- [Objective] Collect every line that includes the string "закупки".

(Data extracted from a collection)

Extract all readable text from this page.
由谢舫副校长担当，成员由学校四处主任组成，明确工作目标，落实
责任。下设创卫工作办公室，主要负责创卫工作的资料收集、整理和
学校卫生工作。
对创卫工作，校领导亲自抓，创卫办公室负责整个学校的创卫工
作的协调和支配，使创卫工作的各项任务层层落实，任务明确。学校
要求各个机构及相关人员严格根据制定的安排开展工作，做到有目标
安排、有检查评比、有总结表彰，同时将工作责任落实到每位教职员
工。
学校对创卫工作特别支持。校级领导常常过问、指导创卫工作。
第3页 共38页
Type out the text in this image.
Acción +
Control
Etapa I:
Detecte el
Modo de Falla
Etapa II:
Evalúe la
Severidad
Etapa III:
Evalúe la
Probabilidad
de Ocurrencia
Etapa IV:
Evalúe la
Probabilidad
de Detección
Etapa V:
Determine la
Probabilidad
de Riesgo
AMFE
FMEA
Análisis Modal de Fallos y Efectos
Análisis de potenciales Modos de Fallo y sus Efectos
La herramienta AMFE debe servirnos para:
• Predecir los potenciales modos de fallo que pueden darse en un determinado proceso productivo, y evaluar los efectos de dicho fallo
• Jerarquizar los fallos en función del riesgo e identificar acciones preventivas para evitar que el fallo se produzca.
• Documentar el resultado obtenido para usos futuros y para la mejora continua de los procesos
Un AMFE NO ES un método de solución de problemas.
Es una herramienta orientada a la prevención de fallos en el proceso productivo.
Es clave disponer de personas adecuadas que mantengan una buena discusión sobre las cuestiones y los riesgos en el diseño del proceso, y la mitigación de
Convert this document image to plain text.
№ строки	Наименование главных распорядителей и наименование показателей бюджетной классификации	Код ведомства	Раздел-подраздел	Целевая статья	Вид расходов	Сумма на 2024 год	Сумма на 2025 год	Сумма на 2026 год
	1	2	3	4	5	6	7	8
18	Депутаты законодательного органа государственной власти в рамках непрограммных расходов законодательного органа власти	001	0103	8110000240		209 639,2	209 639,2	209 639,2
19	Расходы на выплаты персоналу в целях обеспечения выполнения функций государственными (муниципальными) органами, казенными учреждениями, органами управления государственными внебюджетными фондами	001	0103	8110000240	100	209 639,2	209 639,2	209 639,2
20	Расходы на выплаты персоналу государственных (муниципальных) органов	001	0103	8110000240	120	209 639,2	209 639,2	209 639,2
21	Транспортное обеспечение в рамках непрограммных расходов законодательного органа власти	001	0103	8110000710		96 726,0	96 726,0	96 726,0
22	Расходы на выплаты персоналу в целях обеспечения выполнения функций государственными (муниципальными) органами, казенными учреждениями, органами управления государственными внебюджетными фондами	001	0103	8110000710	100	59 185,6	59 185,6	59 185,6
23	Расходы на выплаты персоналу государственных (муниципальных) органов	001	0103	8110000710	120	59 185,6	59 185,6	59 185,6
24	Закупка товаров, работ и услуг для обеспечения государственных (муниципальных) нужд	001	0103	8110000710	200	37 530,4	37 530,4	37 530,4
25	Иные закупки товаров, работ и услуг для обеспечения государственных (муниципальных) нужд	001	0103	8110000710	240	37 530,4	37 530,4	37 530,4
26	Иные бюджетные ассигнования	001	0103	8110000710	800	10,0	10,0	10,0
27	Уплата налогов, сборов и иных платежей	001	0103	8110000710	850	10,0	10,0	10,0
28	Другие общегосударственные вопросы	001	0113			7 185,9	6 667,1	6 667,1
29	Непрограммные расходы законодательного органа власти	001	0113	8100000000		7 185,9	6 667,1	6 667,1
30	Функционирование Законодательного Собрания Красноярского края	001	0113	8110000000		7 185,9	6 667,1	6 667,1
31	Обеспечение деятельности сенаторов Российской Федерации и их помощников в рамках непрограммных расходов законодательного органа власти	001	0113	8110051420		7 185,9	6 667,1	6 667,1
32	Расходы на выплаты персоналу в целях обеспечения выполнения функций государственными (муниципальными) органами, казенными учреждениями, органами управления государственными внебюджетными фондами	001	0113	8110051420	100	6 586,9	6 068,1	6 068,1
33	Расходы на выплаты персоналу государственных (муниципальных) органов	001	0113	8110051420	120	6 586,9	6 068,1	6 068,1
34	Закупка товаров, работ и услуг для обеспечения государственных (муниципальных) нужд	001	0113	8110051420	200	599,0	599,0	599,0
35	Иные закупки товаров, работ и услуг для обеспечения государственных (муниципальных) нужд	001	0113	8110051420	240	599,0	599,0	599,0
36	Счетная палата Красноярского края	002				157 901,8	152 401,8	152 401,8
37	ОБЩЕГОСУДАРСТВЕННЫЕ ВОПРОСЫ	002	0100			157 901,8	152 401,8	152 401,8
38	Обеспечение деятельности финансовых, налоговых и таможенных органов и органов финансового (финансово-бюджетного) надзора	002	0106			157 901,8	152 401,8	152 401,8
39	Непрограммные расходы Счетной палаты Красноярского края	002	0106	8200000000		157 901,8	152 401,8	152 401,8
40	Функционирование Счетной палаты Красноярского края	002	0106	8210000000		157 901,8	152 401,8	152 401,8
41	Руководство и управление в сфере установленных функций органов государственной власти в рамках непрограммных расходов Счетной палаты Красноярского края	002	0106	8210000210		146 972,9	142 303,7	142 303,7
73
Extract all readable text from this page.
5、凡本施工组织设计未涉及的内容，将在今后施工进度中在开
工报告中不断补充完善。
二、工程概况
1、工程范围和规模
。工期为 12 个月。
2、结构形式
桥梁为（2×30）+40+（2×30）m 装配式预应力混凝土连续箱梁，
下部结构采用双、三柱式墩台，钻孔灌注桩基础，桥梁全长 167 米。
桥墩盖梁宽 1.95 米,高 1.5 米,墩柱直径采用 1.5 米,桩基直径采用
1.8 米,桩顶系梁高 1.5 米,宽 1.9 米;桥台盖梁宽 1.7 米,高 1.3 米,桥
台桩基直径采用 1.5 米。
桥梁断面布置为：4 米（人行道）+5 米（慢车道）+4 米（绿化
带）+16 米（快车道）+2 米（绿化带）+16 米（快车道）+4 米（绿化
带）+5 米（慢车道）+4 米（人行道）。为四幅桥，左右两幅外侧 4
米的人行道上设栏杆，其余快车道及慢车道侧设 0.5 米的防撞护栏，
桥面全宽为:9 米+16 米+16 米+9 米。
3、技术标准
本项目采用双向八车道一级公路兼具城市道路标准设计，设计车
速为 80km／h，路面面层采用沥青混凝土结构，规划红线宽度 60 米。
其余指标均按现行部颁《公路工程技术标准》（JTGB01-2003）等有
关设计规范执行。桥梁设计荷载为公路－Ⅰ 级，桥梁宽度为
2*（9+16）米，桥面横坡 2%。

- [Task response]
25	Иные закупки товаров, работ и услуг для обеспечения государственных (муниципальных) нужд	001	0103	8110000710	240	37 530,4	37 530,4	37 530,4
35	Иные закупки товаров, работ и услуг для обеспечения государственных (муниципальных) нужд	001	0113	8110051420	240	599,0	599,0	599,0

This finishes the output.